• [REQUIRED TASK]: Copy out every line that contains the word "高级枢纽点".

Dataset entries on figures:
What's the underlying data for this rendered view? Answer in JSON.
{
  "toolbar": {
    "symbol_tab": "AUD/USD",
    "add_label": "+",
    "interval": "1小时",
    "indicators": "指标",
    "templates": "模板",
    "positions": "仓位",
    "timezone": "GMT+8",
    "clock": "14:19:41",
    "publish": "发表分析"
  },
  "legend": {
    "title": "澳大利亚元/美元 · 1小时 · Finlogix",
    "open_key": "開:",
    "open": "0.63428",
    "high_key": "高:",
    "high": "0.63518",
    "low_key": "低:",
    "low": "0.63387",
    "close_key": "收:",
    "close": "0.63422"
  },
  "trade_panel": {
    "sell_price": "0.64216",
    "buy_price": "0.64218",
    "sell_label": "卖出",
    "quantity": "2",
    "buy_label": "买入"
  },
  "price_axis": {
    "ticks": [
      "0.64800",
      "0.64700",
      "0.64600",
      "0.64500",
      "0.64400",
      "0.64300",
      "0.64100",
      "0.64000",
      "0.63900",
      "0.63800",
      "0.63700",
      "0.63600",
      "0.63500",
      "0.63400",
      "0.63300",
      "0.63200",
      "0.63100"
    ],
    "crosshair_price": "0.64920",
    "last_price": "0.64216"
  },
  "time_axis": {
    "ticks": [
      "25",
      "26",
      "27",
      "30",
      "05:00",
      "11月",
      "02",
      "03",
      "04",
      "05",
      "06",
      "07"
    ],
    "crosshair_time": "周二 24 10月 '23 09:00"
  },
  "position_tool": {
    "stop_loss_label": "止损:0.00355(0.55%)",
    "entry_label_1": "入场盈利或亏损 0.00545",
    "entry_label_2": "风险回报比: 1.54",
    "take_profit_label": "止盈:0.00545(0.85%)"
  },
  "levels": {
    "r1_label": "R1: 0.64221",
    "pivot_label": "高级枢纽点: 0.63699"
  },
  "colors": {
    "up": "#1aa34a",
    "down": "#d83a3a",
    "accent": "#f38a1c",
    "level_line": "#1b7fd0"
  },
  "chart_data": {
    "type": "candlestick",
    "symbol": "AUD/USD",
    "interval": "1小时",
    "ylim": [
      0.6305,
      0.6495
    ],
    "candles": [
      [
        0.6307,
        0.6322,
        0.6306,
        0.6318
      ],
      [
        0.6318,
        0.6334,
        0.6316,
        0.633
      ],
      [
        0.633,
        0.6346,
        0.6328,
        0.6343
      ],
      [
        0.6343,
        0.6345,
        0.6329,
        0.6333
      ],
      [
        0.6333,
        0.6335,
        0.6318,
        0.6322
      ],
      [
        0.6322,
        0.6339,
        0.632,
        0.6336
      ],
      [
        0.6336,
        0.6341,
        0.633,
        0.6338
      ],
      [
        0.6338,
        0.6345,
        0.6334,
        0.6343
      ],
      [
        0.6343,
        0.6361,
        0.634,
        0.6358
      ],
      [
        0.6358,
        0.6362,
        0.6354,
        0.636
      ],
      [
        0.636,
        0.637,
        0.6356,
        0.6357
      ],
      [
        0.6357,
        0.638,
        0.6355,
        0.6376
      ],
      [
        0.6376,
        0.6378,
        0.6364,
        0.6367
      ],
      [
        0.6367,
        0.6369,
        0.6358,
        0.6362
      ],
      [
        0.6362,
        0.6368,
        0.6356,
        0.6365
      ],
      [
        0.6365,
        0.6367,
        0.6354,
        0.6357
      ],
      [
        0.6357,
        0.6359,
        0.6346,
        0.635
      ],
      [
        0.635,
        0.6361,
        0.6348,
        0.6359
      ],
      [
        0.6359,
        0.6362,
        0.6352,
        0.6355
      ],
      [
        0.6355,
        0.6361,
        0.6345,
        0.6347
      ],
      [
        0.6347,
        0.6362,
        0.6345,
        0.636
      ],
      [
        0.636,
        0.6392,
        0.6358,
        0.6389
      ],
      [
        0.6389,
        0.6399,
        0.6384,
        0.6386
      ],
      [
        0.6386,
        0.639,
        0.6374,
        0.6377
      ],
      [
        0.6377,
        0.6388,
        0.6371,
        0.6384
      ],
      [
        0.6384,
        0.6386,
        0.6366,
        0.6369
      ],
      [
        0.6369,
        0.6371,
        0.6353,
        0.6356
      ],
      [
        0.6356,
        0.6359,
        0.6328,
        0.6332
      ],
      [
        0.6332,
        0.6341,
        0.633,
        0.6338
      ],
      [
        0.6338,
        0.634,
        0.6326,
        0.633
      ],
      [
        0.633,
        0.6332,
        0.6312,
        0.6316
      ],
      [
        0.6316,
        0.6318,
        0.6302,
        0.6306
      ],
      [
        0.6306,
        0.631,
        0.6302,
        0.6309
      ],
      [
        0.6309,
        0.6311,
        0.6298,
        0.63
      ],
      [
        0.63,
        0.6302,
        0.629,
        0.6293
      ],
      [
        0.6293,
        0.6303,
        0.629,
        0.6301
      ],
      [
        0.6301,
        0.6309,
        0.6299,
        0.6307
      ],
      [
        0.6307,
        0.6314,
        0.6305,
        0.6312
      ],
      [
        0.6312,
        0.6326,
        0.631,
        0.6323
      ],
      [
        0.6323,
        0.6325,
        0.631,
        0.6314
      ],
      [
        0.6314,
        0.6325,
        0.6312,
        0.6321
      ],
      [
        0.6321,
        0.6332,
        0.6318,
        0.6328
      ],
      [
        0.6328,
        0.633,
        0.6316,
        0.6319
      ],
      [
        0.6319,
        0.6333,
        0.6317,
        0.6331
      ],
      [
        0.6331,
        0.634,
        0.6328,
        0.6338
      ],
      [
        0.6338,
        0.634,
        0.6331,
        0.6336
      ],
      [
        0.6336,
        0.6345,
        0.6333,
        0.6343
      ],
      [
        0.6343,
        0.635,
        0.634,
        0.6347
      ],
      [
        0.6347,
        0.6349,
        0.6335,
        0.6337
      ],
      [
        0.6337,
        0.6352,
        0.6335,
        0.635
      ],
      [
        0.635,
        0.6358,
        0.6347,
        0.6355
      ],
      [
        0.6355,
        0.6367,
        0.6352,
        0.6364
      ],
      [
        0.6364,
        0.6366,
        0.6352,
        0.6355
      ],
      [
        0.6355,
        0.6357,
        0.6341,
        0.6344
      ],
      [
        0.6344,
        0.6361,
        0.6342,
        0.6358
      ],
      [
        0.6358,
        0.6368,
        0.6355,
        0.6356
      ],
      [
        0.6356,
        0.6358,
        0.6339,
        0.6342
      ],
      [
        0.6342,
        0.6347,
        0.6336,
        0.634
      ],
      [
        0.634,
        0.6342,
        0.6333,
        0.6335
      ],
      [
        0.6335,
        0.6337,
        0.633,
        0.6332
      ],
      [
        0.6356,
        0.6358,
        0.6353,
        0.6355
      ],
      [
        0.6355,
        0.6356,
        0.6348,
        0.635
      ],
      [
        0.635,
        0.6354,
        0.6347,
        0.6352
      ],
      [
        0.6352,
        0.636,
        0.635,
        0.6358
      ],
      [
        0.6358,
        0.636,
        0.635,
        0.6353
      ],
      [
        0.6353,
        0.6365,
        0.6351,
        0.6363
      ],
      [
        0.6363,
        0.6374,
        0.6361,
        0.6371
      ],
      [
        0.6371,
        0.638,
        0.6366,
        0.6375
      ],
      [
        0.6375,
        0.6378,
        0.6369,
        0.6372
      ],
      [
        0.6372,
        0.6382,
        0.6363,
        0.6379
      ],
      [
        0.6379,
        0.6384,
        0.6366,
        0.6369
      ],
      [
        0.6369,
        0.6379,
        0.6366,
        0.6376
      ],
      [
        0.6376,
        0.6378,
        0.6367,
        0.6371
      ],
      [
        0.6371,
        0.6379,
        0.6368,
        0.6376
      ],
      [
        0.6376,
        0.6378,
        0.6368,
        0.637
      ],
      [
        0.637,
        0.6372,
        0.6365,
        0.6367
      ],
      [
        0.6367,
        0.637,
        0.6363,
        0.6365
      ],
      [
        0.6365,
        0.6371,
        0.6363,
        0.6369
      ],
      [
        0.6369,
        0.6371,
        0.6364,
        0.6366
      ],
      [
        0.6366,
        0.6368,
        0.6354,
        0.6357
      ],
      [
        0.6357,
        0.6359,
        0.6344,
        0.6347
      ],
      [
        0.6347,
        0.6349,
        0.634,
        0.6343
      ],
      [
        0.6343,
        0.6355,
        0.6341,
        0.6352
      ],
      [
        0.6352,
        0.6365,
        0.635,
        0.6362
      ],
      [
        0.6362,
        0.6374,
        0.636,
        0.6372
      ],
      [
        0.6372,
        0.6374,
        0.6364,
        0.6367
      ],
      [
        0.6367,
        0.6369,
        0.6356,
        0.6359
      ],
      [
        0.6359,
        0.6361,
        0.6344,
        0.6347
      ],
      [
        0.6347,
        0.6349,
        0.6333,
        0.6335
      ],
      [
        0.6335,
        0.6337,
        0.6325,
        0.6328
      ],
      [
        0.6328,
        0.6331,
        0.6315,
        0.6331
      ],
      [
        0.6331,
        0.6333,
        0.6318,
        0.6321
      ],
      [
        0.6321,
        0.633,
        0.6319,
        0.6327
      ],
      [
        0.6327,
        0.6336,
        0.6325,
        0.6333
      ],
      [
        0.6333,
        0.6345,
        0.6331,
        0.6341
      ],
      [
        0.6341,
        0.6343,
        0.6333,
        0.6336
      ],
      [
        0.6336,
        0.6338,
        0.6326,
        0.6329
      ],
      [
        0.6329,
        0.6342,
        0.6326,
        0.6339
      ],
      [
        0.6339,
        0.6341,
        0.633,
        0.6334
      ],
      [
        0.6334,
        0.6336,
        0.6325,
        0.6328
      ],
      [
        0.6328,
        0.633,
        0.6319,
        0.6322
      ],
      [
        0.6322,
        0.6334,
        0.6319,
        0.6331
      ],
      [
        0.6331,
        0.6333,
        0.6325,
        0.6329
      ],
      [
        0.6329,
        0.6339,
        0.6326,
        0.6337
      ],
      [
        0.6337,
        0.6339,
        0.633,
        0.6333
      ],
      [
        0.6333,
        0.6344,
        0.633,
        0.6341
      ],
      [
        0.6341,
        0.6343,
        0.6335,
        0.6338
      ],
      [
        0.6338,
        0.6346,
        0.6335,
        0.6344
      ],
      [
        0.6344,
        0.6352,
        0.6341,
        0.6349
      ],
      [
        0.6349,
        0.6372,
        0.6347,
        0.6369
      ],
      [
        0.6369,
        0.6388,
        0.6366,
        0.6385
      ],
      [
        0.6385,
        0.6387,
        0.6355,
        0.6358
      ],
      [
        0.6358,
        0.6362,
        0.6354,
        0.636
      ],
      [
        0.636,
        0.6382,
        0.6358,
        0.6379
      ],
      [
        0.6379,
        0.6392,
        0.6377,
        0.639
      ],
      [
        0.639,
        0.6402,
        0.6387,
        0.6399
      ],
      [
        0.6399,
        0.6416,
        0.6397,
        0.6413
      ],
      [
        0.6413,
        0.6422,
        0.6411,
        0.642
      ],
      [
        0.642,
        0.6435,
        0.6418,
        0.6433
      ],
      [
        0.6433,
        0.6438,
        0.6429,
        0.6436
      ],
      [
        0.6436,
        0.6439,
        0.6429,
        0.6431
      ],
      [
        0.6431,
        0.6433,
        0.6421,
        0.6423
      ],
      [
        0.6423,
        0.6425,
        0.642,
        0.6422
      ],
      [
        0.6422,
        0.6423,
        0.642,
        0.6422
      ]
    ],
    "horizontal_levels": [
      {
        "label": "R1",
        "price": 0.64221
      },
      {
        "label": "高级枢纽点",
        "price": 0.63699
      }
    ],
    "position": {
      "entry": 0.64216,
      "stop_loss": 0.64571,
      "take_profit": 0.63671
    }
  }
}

• [RESULT OF THIS TASK]:
    "pivot_label": "高级枢纽点: 0.63699"
        "label": "高级枢纽点",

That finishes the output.